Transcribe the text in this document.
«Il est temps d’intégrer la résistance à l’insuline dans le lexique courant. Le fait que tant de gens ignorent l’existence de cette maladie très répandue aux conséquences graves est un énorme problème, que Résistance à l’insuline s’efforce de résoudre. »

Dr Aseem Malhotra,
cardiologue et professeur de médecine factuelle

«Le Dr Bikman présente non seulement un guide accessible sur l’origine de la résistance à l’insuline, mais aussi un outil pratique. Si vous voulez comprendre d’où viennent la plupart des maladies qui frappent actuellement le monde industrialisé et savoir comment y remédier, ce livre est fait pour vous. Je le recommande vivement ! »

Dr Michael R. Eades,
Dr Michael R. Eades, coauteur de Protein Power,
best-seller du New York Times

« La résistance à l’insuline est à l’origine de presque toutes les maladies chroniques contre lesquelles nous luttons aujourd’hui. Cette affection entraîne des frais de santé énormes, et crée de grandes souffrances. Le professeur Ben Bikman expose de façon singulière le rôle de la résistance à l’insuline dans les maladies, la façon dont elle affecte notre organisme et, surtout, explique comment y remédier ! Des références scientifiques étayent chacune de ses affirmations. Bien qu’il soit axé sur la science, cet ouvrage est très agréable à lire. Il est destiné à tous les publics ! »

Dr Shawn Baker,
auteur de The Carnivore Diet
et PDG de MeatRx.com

> [What this task involves]:
Please give an exact copy of every entry.

> [Output for this exercise]:
Transcribe the text in this document.
«Il est temps d’intégrer la résistance à l’insuline dans le lexique courant. Le fait que tant de gens ignorent l’existence de cette maladie très répandue aux conséquences graves est un énorme problème, que Résistance à l’insuline s’efforce de résoudre. »

Dr Aseem Malhotra,
cardiologue et professeur de médecine factuelle

«Le Dr Bikman présente non seulement un guide accessible sur l’origine de la résistance à l’insuline, mais aussi un outil pratique. Si vous voulez comprendre d’où viennent la plupart des maladies qui frappent actuellement le monde industrialisé et savoir comment y remédier, ce livre est fait pour vous. Je le recommande vivement ! »

Dr Michael R. Eades,
Dr Michael R. Eades, coauteur de Protein Power,
best-seller du New York Times

« La résistance à l’insuline est à l’origine de presque toutes les maladies chroniques contre lesquelles nous luttons aujourd’hui. Cette affection entraîne des frais de santé énormes, et crée de grandes souffrances. Le professeur Ben Bikman expose de façon singulière le rôle de la résistance à l’insuline dans les maladies, la façon dont elle affecte notre organisme et, surtout, explique comment y remédier ! Des références scientifiques étayent chacune de ses affirmations. Bien qu’il soit axé sur la science, cet ouvrage est très agréable à lire. Il est destiné à tous les publics ! »

Dr Shawn Baker,
auteur de The Carnivore Diet
et PDG de MeatRx.com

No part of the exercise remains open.